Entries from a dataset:
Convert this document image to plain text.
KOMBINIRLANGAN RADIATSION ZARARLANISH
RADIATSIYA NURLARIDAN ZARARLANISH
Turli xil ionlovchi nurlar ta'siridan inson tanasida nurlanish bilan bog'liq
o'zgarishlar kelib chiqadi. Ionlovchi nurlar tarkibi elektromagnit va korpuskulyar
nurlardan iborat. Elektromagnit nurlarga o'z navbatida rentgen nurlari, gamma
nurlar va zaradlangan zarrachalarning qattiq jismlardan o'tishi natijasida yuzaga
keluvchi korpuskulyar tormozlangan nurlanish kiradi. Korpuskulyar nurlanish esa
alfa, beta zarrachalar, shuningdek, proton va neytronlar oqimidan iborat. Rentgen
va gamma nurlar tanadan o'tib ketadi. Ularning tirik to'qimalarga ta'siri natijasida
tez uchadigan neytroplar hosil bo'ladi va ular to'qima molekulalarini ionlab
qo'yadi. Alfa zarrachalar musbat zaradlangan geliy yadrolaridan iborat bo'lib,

| EXERCISE AIM |
Using the listing above, locate the lines that hold "korpuskulyar" and copy each one.

| CORRECT RESULT |
o'zgarishlar kelib chiqadi. Ionlovchi nurlar tarkibi elektromagnit va korpuskulyar
keluvchi korpuskulyar tormozlangan nurlanish kiradi. Korpuskulyar nurlanish esa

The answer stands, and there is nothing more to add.